## [WHAT IS REQUIRED]
Give the number of lines in the data below containing the word "that", with no other text.

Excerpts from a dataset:
*-*-*

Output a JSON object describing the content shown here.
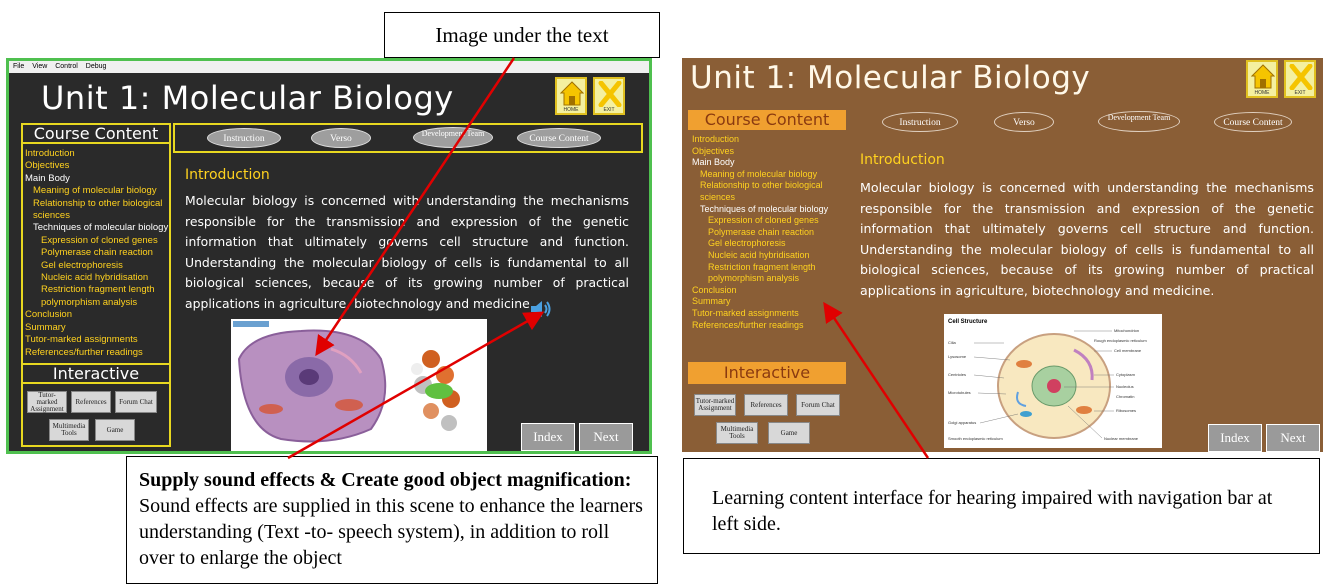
{
  "callouts": {
    "top": "Image under the text",
    "left_bold": "Supply sound effects & Create good object magnification:",
    "left_text": "Sound effects are supplied in this scene to enhance the learners understanding (Text -to- speech system), in addition to roll over to enlarge the object",
    "right": "Learning content interface for hearing impaired with navigation bar at left side."
  },
  "menubar": [
    "File",
    "View",
    "Control",
    "Debug"
  ],
  "unit_title": "Unit 1: Molecular Biology",
  "home_label": "HOME",
  "exit_label": "EXIT",
  "course_content_heading": "Course Content",
  "interactive_heading": "Interactive",
  "nav_items": [
    "Introduction",
    "Objectives",
    "Main Body",
    "Meaning of molecular biology",
    "Relationship to other biological",
    "sciences",
    "Techniques of molecular biology",
    "Expression of cloned genes",
    "Polymerase chain reaction",
    "Gel electrophoresis",
    "Nucleic acid hybridisation",
    "Restriction fragment length",
    "polymorphism analysis",
    "Conclusion",
    "Summary",
    "Tutor-marked assignments",
    "References/further readings"
  ],
  "top_tabs": [
    "Instruction",
    "Verso",
    "Development Team",
    "Course Content"
  ],
  "interactive_buttons": [
    "Tutor-marked Assignment",
    "References",
    "Forum Chat",
    "Multimedia Tools",
    "Game"
  ],
  "content_heading": "Introduction",
  "content_text": "Molecular biology is concerned with understanding the mechanisms responsible for the transmission and expression of the genetic information that ultimately governs cell structure and function. Understanding the molecular biology of cells is fundamental to all biological sciences, because of its growing number of practical applications in agriculture, biotechnology and medicine.",
  "index_label": "Index",
  "next_label": "Next",
  "figure_title": "Cell Structure",
  "figure_labels": [
    "Mitochondrion",
    "Rough endoplasmic reticulum",
    "Cell membrane",
    "Cytoplasm",
    "Nucleolus",
    "Chromatin",
    "Ribosomes",
    "Nuclear membrane",
    "Cilia",
    "Lysosome",
    "Centrioles",
    "Microtubules",
    "Golgi apparatus",
    "Smooth endoplasmic reticulum"
  ],
  "colors": {
    "left_bg": "#2a2a2a",
    "right_bg": "#8a5e36",
    "accent_yellow": "#ffd21f",
    "panel_orange": "#f0a030",
    "arrow_red": "#e00000"
  }
}
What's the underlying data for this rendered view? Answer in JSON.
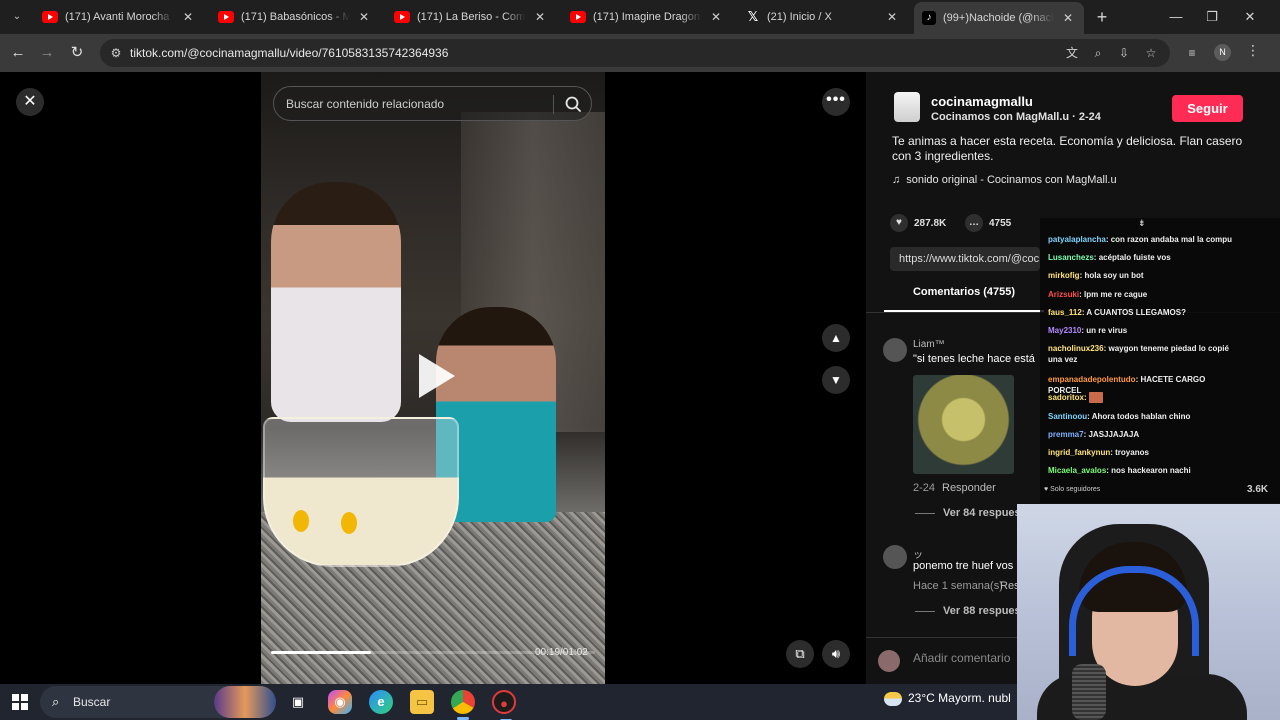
{
  "browser": {
    "tabs": [
      {
        "title": "(171) Avanti Morocha (CAI",
        "icon": "youtube-icon"
      },
      {
        "title": "(171) Babasónicos - Microc",
        "icon": "youtube-icon"
      },
      {
        "title": "(171) La Beriso - Como Olv",
        "icon": "youtube-icon"
      },
      {
        "title": "(171) Imagine Dragons - R",
        "icon": "youtube-icon"
      },
      {
        "title": "(21) Inicio / X",
        "icon": "x-icon"
      },
      {
        "title": "(99+)Nachoide (@nachoid",
        "icon": "tiktok-icon",
        "active": true
      }
    ],
    "url": "tiktok.com/@cocinamagmallu/video/7610583135742364936",
    "profile_initial": "N"
  },
  "player": {
    "search_placeholder": "Buscar contenido relacionado",
    "time": "00:19/01:02",
    "progress": 0.31
  },
  "post": {
    "author": "cocinamagmallu",
    "author_sub": "Cocinamos con MagMall.u · 2-24",
    "follow_label": "Seguir",
    "description": "Te animas a hacer esta receta. Economía y deliciosa. Flan casero con 3 ingredientes.",
    "music": "sonido original - Cocinamos con MagMall.u",
    "likes": "287.8K",
    "comments_count": "4755",
    "link": "https://www.tiktok.com/@coc",
    "comments_tab": "Comentarios (4755)"
  },
  "comments": [
    {
      "user": "Liam™",
      "text": "\"si tenes leche hace está",
      "date": "2-24",
      "reply": "Responder",
      "more": "Ver 84 respues"
    },
    {
      "user": "ッ",
      "text": "ponemo tre huef vos",
      "date": "Hace 1 semana(s)",
      "reply": "Res",
      "more": "Ver 88 respues"
    }
  ],
  "add_comment_placeholder": "Añadir comentario",
  "chat": {
    "messages": [
      {
        "user": "patyalaplancha",
        "color": "#7fd4ff",
        "text": "con razon andaba mal la compu"
      },
      {
        "user": "Lusanchezs",
        "color": "#7dffb0",
        "text": "acéptalo fuiste vos"
      },
      {
        "user": "mirkofig",
        "color": "#ffe47a",
        "text": "hola soy un bot"
      },
      {
        "user": "Arizsuki",
        "color": "#ff4d4d",
        "text": "lpm me re cague"
      },
      {
        "user": "faus_112",
        "color": "#ffe47a",
        "text": "A CUANTOS LLEGAMOS?"
      },
      {
        "user": "May2310",
        "color": "#b48cff",
        "text": "un re virus"
      },
      {
        "user": "nacholinux236",
        "color": "#ffe47a",
        "text": "waygon teneme piedad lo copié una vez"
      },
      {
        "user": "empanadadepolentudo",
        "color": "#ff9a3c",
        "text": "HACETE CARGO PORCEL"
      },
      {
        "user": "sadoritox",
        "color": "#ffe47a",
        "text": ""
      },
      {
        "user": "Santinoou",
        "color": "#7fd4ff",
        "text": "Ahora todos hablan chino"
      },
      {
        "user": "premma7",
        "color": "#7fb0ff",
        "text": "JASJJAJAJA"
      },
      {
        "user": "ingrid_fankynun",
        "color": "#ffe47a",
        "text": "troyanos"
      },
      {
        "user": "Micaela_avalos",
        "color": "#7dff7d",
        "text": "nos hackearon nachi"
      }
    ],
    "footer": "Solo seguidores",
    "count_suffix": "3.6K"
  },
  "taskbar": {
    "search_label": "Buscar",
    "weather": "23°C  Mayorm. nubl"
  }
}
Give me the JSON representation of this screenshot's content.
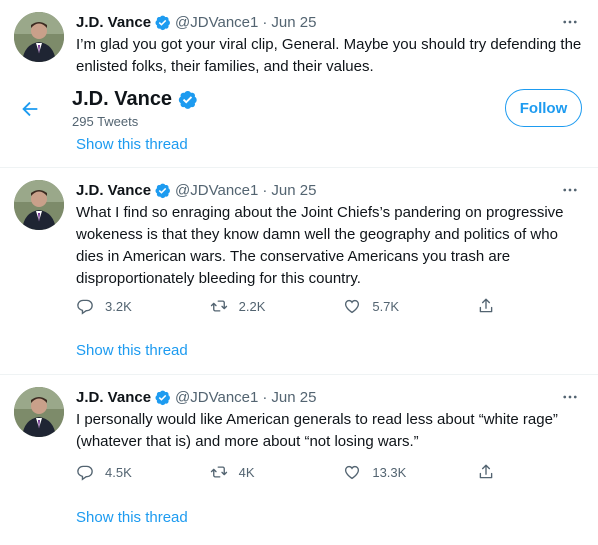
{
  "colors": {
    "accent": "#1d9bf0",
    "text": "#0f1419",
    "secondary": "#536471",
    "divider": "#eff3f4"
  },
  "header": {
    "name": "J.D. Vance",
    "tweets_count": "295 Tweets",
    "follow_label": "Follow"
  },
  "tweets": [
    {
      "name": "J.D. Vance",
      "handle": "@JDVance1",
      "dot": "·",
      "date": "Jun 25",
      "text": "I’m glad you got your viral clip, General. Maybe you should try defending the enlisted folks, their families, and their values.",
      "show_thread": "Show this thread"
    },
    {
      "name": "J.D. Vance",
      "handle": "@JDVance1",
      "dot": "·",
      "date": "Jun 25",
      "text": "What I find so enraging about the Joint Chiefs’s pandering on progressive wokeness is that they know damn well the geography and politics of who dies in American wars. The conservative Americans you trash are disproportionately bleeding for this country.",
      "replies": "3.2K",
      "retweets": "2.2K",
      "likes": "5.7K",
      "show_thread": "Show this thread"
    },
    {
      "name": "J.D. Vance",
      "handle": "@JDVance1",
      "dot": "·",
      "date": "Jun 25",
      "text": "I personally would like American generals to read less about “white rage” (whatever that is) and more about “not losing wars.”",
      "replies": "4.5K",
      "retweets": "4K",
      "likes": "13.3K",
      "show_thread": "Show this thread"
    }
  ],
  "icons": [
    "verified-badge-icon",
    "more-icon",
    "back-arrow-icon",
    "reply-icon",
    "retweet-icon",
    "like-icon",
    "share-icon"
  ]
}
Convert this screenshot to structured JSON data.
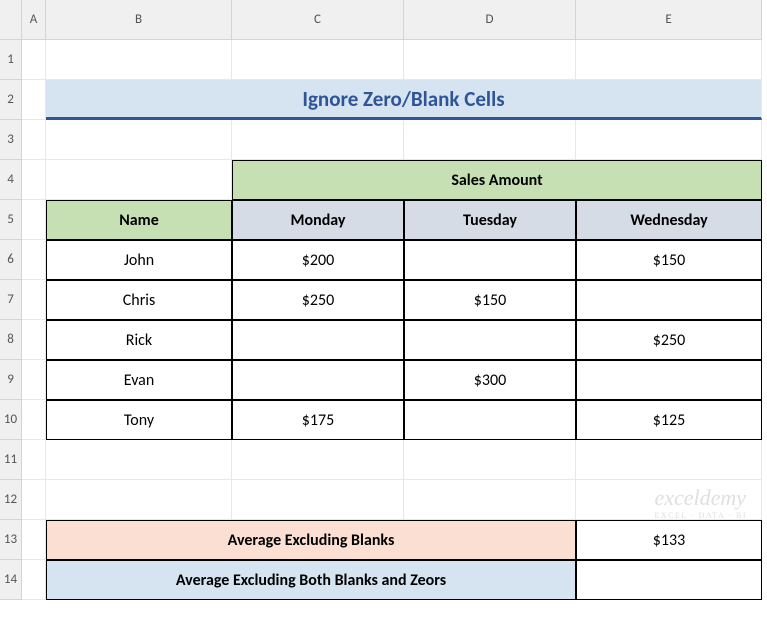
{
  "columns": [
    "A",
    "B",
    "C",
    "D",
    "E"
  ],
  "rowcount": 14,
  "title": "Ignore Zero/Blank Cells",
  "salesHeader": "Sales Amount",
  "nameHeader": "Name",
  "dayHeaders": [
    "Monday",
    "Tuesday",
    "Wednesday"
  ],
  "people": [
    {
      "name": "John",
      "mon": "$200",
      "tue": "",
      "wed": "$150"
    },
    {
      "name": "Chris",
      "mon": "$250",
      "tue": "$150",
      "wed": ""
    },
    {
      "name": "Rick",
      "mon": "",
      "tue": "",
      "wed": "$250"
    },
    {
      "name": "Evan",
      "mon": "",
      "tue": "$300",
      "wed": ""
    },
    {
      "name": "Tony",
      "mon": "$175",
      "tue": "",
      "wed": "$125"
    }
  ],
  "avgBlanksLabel": "Average Excluding Blanks",
  "avgBlanksVal": "$133",
  "avgBothLabel": "Average Excluding Both Blanks and Zeors",
  "avgBothVal": "",
  "watermark": "exceldemy",
  "watermarkSub": "EXCEL · DATA · BI",
  "chart_data": {
    "type": "table",
    "title": "Ignore Zero/Blank Cells",
    "columns": [
      "Name",
      "Monday",
      "Tuesday",
      "Wednesday"
    ],
    "rows": [
      [
        "John",
        200,
        null,
        150
      ],
      [
        "Chris",
        250,
        150,
        null
      ],
      [
        "Rick",
        null,
        null,
        250
      ],
      [
        "Evan",
        null,
        300,
        null
      ],
      [
        "Tony",
        175,
        null,
        125
      ]
    ],
    "summaries": [
      {
        "label": "Average Excluding Blanks",
        "value": 133
      },
      {
        "label": "Average Excluding Both Blanks and Zeors",
        "value": null
      }
    ]
  }
}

*-*-*

## [ANSWER FOR THE TASK]
3